Nulla di anormale, possiamo stare tranquilli. Quando molti genitori di oggi soffrono della sindrome di iperprotettività e sono disposti a fare di tutto (o quasi) perché i loro amati pargoli non abbiano nulla a soffrire, non vivano alcun minimo stato di ansia, non venga segnato il loro giovane e innocente volto da alcuna lacrima ‘scolastica’ né da alcuna smorfia di apprensione e preoccupazione, ci si deve aspettare anche quello di cui, in questi giorni, si è assai dibattuto; ossia l’assenza a scuola degli alunni (alunni senza alcun piano personalizzato), con la benedizione dei genitori, per evitare interrogazioni a sorpresa; solo le interrogazioni programmate infatti sembrano lecite per i ‘parenti’.
Nulla di anormale dunque, ma qualcosa di pericoloso per il futuro dei giovani (non di tutti fortunatamente) esiste. Certo è cosa buona e giusta cercare di programmare la propria vita fin dalla giovinezza, ma non si può programmare tutto. Nel corso dell’esistenza ci saranno sempre degli imprevisti, delle variabili, degli eventi inaspettati che faranno saltare (o cambiare sostanzialmente) ogni programma stabilito. Occorre dunque imparare, a partire dall’età scolastica, a non affidarsi solo a una programmazione, ma a saper operare anche in caso di imprevisti, con coraggio, inventiva, volontà e intuizione.

################

Esercizio assegnato 1: Nel testo sull'iperprotettività dei genitori, per quale scopo alcuni alunni si assentano da scuola con la benedizione dei genitori?
Esercizio assegnato 2: Spieghi, in base al testo sull'iperprotettività dei genitori, perché occorre imparare fin dall'età scolastica a non affidarsi soltanto a una programmazione.
Esercizio assegnato 3: Prosegua il testo sull'iperprotettività dei genitori a partire dalla sua ultima frase.

Record archiviati:
################

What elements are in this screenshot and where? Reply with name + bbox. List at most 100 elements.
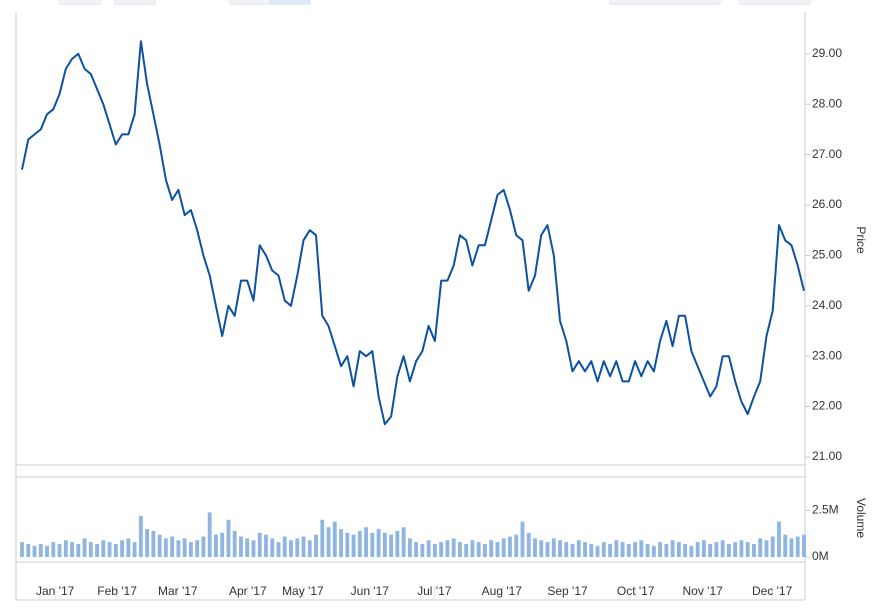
volume-bar [633,542,638,557]
volume-bar [145,529,150,557]
y-tick-label: 23.00 [812,348,842,362]
volume-bar [282,536,287,557]
volume-bar [120,540,125,557]
volume-bar [226,519,231,557]
x-tick-label: Feb '17 [97,584,137,598]
volume-bar [195,540,200,557]
volume-bar [126,538,131,557]
volume-bar [176,540,181,557]
price-axis-title: Price [854,226,868,254]
volume-bar [783,534,788,557]
volume-bar [451,538,456,557]
volume-bar [207,512,212,557]
volume-bar [214,534,218,557]
volume-bar [764,540,769,557]
volume-bar [464,543,469,557]
volume-bar [670,540,675,557]
volume-bar [264,534,268,557]
volume-bar [345,532,350,557]
volume-bar [720,540,725,557]
volume-axis-title: Volume [854,498,868,538]
volume-bar [745,542,750,557]
volume-bar [708,543,713,557]
volume-bar [526,532,531,557]
x-tick-label: Nov '17 [682,584,723,598]
volume-bar [276,542,281,557]
volume-bar [752,543,756,557]
volume-bar [101,540,106,557]
volume-bar [407,538,412,557]
x-tick-label: Jun '17 [351,584,390,598]
volume-bar [533,538,537,557]
volume-bar [445,540,450,557]
volume-bar [26,543,31,557]
toolbar-remnants [59,0,811,5]
toolbar-button[interactable] [609,0,721,5]
toolbar-button[interactable] [739,0,811,5]
y-tick-label: 28.00 [812,96,842,110]
volume-bar [320,519,325,557]
volume-bar [32,545,37,557]
volume-bar [545,542,550,557]
x-tick-label: Dec '17 [752,584,793,598]
volume-bar [426,540,431,557]
volume-bar [733,542,738,557]
volume-bar [558,540,562,557]
volume-bar [376,529,381,557]
volume-bar [395,530,400,557]
volume-bar [339,529,343,557]
toolbar-button[interactable] [59,0,101,5]
volume-bar [727,543,731,557]
volume-bar [295,538,300,557]
x-tick-label: May '17 [282,584,324,598]
volume-bar [239,536,243,557]
volume-bar [645,543,650,557]
x-tick-label: Sep '17 [547,584,588,598]
volume-bar [789,538,794,557]
volume-bar [508,536,512,557]
volume-bar [639,540,644,557]
volume-bar [88,542,93,557]
volume-bar [301,536,306,557]
volume-bar [20,542,24,557]
volume-bar [576,540,581,557]
volume-bar [626,543,631,557]
volume-bar [651,545,656,557]
volume-bar [539,540,544,557]
volume-bar [795,536,800,557]
volume-bar [107,542,112,557]
volume-bar [201,536,206,557]
volume-bar [364,527,369,557]
x-tick-label: Jul '17 [417,584,452,598]
volume-bar [676,542,681,557]
volume-bar [382,532,387,557]
volume-bar [157,534,162,557]
y-tick-label: 21.00 [812,449,842,463]
volume-bar [689,545,694,557]
volume-bar [514,534,519,557]
toolbar-button[interactable] [114,0,156,5]
volume-bar [95,543,99,557]
toolbar-button[interactable] [229,0,271,5]
volume-bar [245,538,250,557]
y-tick-label: 2.5M [812,503,839,517]
volume-bar [695,542,700,557]
volume-bar [163,538,168,557]
volume-bar [326,527,331,557]
volume-bar [113,543,118,557]
volume-bar [82,538,87,557]
volume-bar [595,545,600,557]
x-tick-label: Mar '17 [158,584,198,598]
volume-bar [389,534,394,557]
volume-bar [314,534,318,557]
x-tick-label: Aug '17 [482,584,523,598]
volume-bar [770,536,775,557]
volume-bar [608,543,612,557]
volume-bar [151,530,156,557]
volume-bar [614,540,619,557]
volume-bar [589,543,594,557]
volume-bar [777,521,781,557]
toolbar-button[interactable] [269,0,311,5]
volume-bar [683,543,688,557]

################

Svolgimento dell'esercizio 1: Per evitare le interrogazioni a sorpresa.

Svolgimento dell'esercizio 2: Nel corso dell'esistenza ci saranno sempre imprevisti, variabili ed eventi inaspettati che faranno saltare o cambiare sostanzialmente ogni programma stabilito. Per questo bisogna saper operare anche davanti all'imprevisto, con coraggio, inventiva, volontà e intuizione.

Svolgimento dell'esercizio 3:
Ma restiamo alla scuola. È ovvio che l’alunno deve presentarsi a scuola preparato in ogni materia (almeno a un livello di sufficienza) ed è altrettanto ovvio che spesso non vi si riesce. Allora che fare? Rinunciare alla scuola con il ‘placet’ dei genitori? Grande errore (degli alunni e, ancor di più, dei genitori). In questo modo si rischia di ‘creare’ delle persone fragili, in difficoltà a controllare naturali momenti di ansia e tensione, minimamente flessibili, incapaci nella vita a fronteggiare ogni possibile cambiamento o accadimento contrario ai loro programmi. Persone poco autonome, poco indipendenti e, mentalmente, poco agili e reattive.
Niente interrogazioni programmate, dunque, ma studio approfondito e completo di tutte le materie (per quanto possibile), a casa e a scuola (attraverso l’attenzione alle spiegazioni e alle interrogazioni dei compagni), unito, se necessario, a una certa dose di inventiva e creatività. Anche queste attitudini possono risultare utili in certe contingenze (ed occorre svilupparle) per limitare i danni.
Altra accortezza (e questo i ragazzi lo sanno benissimo) è imparare a conoscere le modalità di azione di ogni docente: come conduce un’interrogazione, quali sono le domande più frequentemente rivolte, quale forma ‘stilistica’ predilige nelle risposte, quali gli argomenti o autori preferisce, se interroga a sorteggio o sceglie a caso, se, rigorosamente, finisce un giro di interrogazioni prima di iniziarne un altro o no, se, in generale, interroga su un solo argomento o se ritiene più valido chiedere collegamenti tra vari argomenti, quali sono le sue ‘fissazioni’.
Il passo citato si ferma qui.